** start Listed entries **
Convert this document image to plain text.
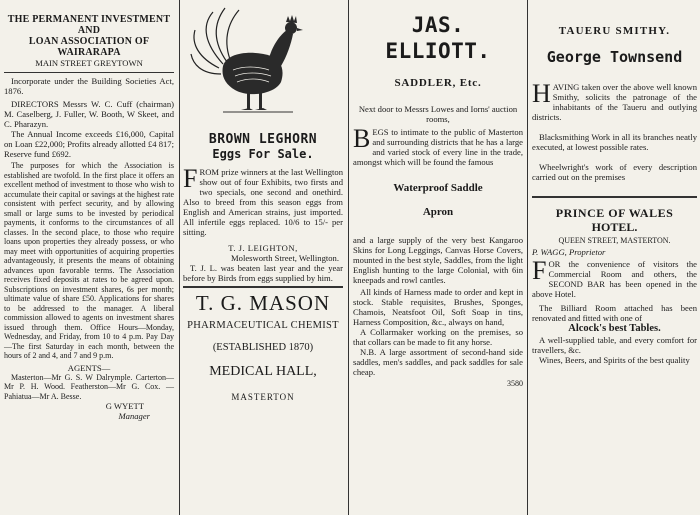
THE PERMANENT INVESTMENT AND
LOAN ASSOCIATION OF WAIRARAPA
MAIN STREET GREYTOWN

Incorporate under the Building Societies Act, 1876.

DIRECTORS Messrs W. C. Cuff (chairman) M. Caselberg, J. Fuller, W. Booth, W Skeet, and C. Pharazyn.

The Annual Income exceeds £16,000, Capital on Loan £22,000; Profits already allotted £4 817; Reserve fund £692.

The purposes for which the Association is established are twofold. In the first place it offers an excellent method of investment to those who wish to accumulate their capital or savings at the highest rate consistent with perfect security, and by allowing small or large sums to be invested by periodical payments, it conforms to the circumstances of all classes. In the second place, to those who require loans upon properties they already possess, or who may meet with opportunities of acquiring properties advantageously, it presents the means of obtaining advances upon favorable terms. The Association receives fixed deposits at rates to be agreed upon. Subscriptions on investment shares, 6s per month; ultimate value of share £50. Applications for shares to be addressed to the manager. A liberal commission allowed to agents on investment shares issued through them. Office Hours—Monday, Wednesday, and Friday, from 10 to 4 p.m. Pay Day—The first Saturday in each month, between the hours of 2 and 4, and 7 and 9 p.m.

AGENTS—

Masterton—Mr G. S. W Dalrymple. Carterton—Mr P. H. Wood. Featherston—Mr G. Cox. —Pahiatua—Mr A. Besse.

G WYETT

Manager

BROWN LEGHORN
Eggs For Sale.

FROM prize winners at the last Wellington show out of four Exhibits, two firsts and two specials, one second and onethird. Also to breed from this season eggs from English and American strains, just imported. All infertile eggs replaced. 10/6 to 15/- per sitting.

T. J. LEIGHTON,

Molesworth Street, Wellington.

T. J. L. was beaten last year and the year before by Birds from eggs supplied by him.

T. G. MASON
PHARMACEUTICAL CHEMIST
(ESTABLISHED 1870)
MEDICAL HALL,
MASTERTON
JAS. ELLIOTT.
SADDLER, Etc.

Next door to Messrs Lowes and Iorns' auction rooms,

BEGS to intimate to the public of Masterton and surrounding districts that he has a large and varied stock of every line in the trade, amongst which will be found the famous

Waterproof Saddle
Apron

and a large supply of the very best Kangaroo Skins for Long Leggings, Canvas Horse Covers, mounted in the best style, Saddles, from the light English hunting to the large Colonial, with 6in kneepads and rowl cantles.

All kinds of Harness made to order and kept in stock. Stable requisites, Brushes, Sponges, Chamois, Neatsfoot Oil, Soft Soap in tins, Harness Composition, &c., always on hand,

A Collarmaker working on the premises, so that collars can be made to fit any horse.

N.B. A large assortment of second-hand side saddles, men's saddles, and pack saddles for sale cheap.

3580

TAUERU SMITHY.
George Townsend

HAVING taken over the above well known Smithy, solicits the patronage of the inhabitants of the Taueru and outlying districts.

Blacksmithing Work in all its branches neatly executed, at lowest possible rates.

Wheelwright's work of every description carried out on the premises

PRINCE OF WALES
HOTEL.

QUEEN STREET, MASTERTON.

P. WAGG, Proprietor

FOR the convenience of visitors the Commercial Room and others, the SECOND BAR has been opened in the above Hotel.

The Billiard Room attached has been renovated and fitted with one of

Alcock's best Tables.

A well-supplied table, and every comfort for travellers, &c.

Wines, Beers, and Spirits of the best quality
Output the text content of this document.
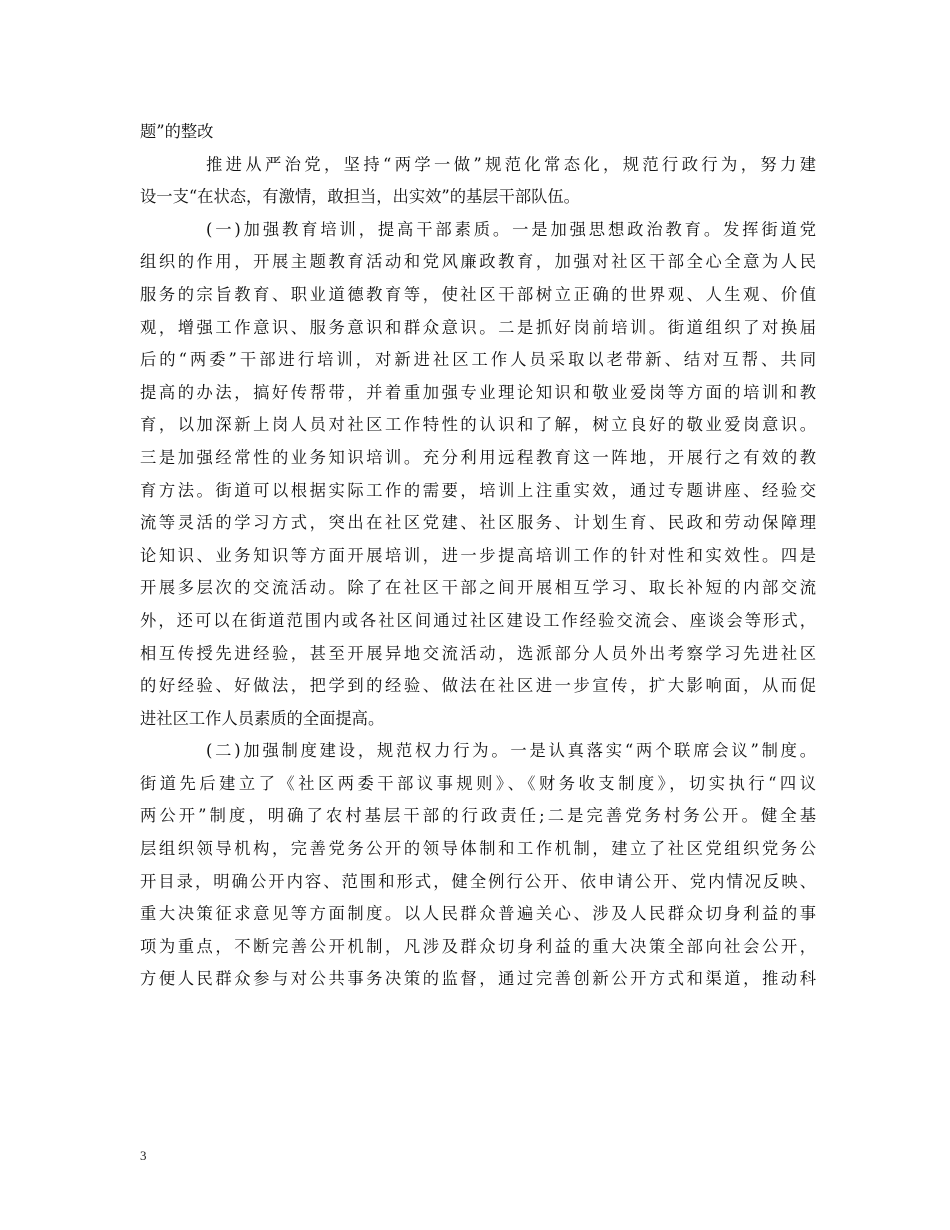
题”的整改
推进从严治党，坚持“两学一做”规范化常态化，规范行政行为，努力建
设一支“在状态，有激情，敢担当，出实效”的基层干部队伍。
(一)加强教育培训，提高干部素质。一是加强思想政治教育。发挥街道党
组织的作用，开展主题教育活动和党风廉政教育，加强对社区干部全心全意为人民
服务的宗旨教育、职业道德教育等，使社区干部树立正确的世界观、人生观、价值
观，增强工作意识、服务意识和群众意识。二是抓好岗前培训。街道组织了对换届
后的“两委”干部进行培训，对新进社区工作人员采取以老带新、结对互帮、共同
提高的办法，搞好传帮带，并着重加强专业理论知识和敬业爱岗等方面的培训和教
育，以加深新上岗人员对社区工作特性的认识和了解，树立良好的敬业爱岗意识。
三是加强经常性的业务知识培训。充分利用远程教育这一阵地，开展行之有效的教
育方法。街道可以根据实际工作的需要，培训上注重实效，通过专题讲座、经验交
流等灵活的学习方式，突出在社区党建、社区服务、计划生育、民政和劳动保障理
论知识、业务知识等方面开展培训，进一步提高培训工作的针对性和实效性。四是
开展多层次的交流活动。除了在社区干部之间开展相互学习、取长补短的内部交流
外，还可以在街道范围内或各社区间通过社区建设工作经验交流会、座谈会等形式，
相互传授先进经验，甚至开展异地交流活动，选派部分人员外出考察学习先进社区
的好经验、好做法，把学到的经验、做法在社区进一步宣传，扩大影响面，从而促
进社区工作人员素质的全面提高。
(二)加强制度建设，规范权力行为。一是认真落实“两个联席会议”制度。
街道先后建立了《社区两委干部议事规则》、《财务收支制度》，切实执行“四议
两公开”制度，明确了农村基层干部的行政责任;二是完善党务村务公开。健全基
层组织领导机构，完善党务公开的领导体制和工作机制，建立了社区党组织党务公
开目录，明确公开内容、范围和形式，健全例行公开、依申请公开、党内情况反映、
重大决策征求意见等方面制度。以人民群众普遍关心、涉及人民群众切身利益的事
项为重点，不断完善公开机制，凡涉及群众切身利益的重大决策全部向社会公开，
方便人民群众参与对公共事务决策的监督，通过完善创新公开方式和渠道，推动科
3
** end Listed entries **
Word for word, restate the lines from the one containing "Output the text content of this document." through the end of the listing, and nothing more. Skip the pictures.

Output the text content of this document.
题”的整改
推进从严治党，坚持“两学一做”规范化常态化，规范行政行为，努力建
设一支“在状态，有激情，敢担当，出实效”的基层干部队伍。
(一)加强教育培训，提高干部素质。一是加强思想政治教育。发挥街道党
组织的作用，开展主题教育活动和党风廉政教育，加强对社区干部全心全意为人民
服务的宗旨教育、职业道德教育等，使社区干部树立正确的世界观、人生观、价值
观，增强工作意识、服务意识和群众意识。二是抓好岗前培训。街道组织了对换届
后的“两委”干部进行培训，对新进社区工作人员采取以老带新、结对互帮、共同
提高的办法，搞好传帮带，并着重加强专业理论知识和敬业爱岗等方面的培训和教
育，以加深新上岗人员对社区工作特性的认识和了解，树立良好的敬业爱岗意识。
三是加强经常性的业务知识培训。充分利用远程教育这一阵地，开展行之有效的教
育方法。街道可以根据实际工作的需要，培训上注重实效，通过专题讲座、经验交
流等灵活的学习方式，突出在社区党建、社区服务、计划生育、民政和劳动保障理
论知识、业务知识等方面开展培训，进一步提高培训工作的针对性和实效性。四是
开展多层次的交流活动。除了在社区干部之间开展相互学习、取长补短的内部交流
外，还可以在街道范围内或各社区间通过社区建设工作经验交流会、座谈会等形式，
相互传授先进经验，甚至开展异地交流活动，选派部分人员外出考察学习先进社区
的好经验、好做法，把学到的经验、做法在社区进一步宣传，扩大影响面，从而促
进社区工作人员素质的全面提高。
(二)加强制度建设，规范权力行为。一是认真落实“两个联席会议”制度。
街道先后建立了《社区两委干部议事规则》、《财务收支制度》，切实执行“四议
两公开”制度，明确了农村基层干部的行政责任;二是完善党务村务公开。健全基
层组织领导机构，完善党务公开的领导体制和工作机制，建立了社区党组织党务公
开目录，明确公开内容、范围和形式，健全例行公开、依申请公开、党内情况反映、
重大决策征求意见等方面制度。以人民群众普遍关心、涉及人民群众切身利益的事
项为重点，不断完善公开机制，凡涉及群众切身利益的重大决策全部向社会公开，
方便人民群众参与对公共事务决策的监督，通过完善创新公开方式和渠道，推动科
3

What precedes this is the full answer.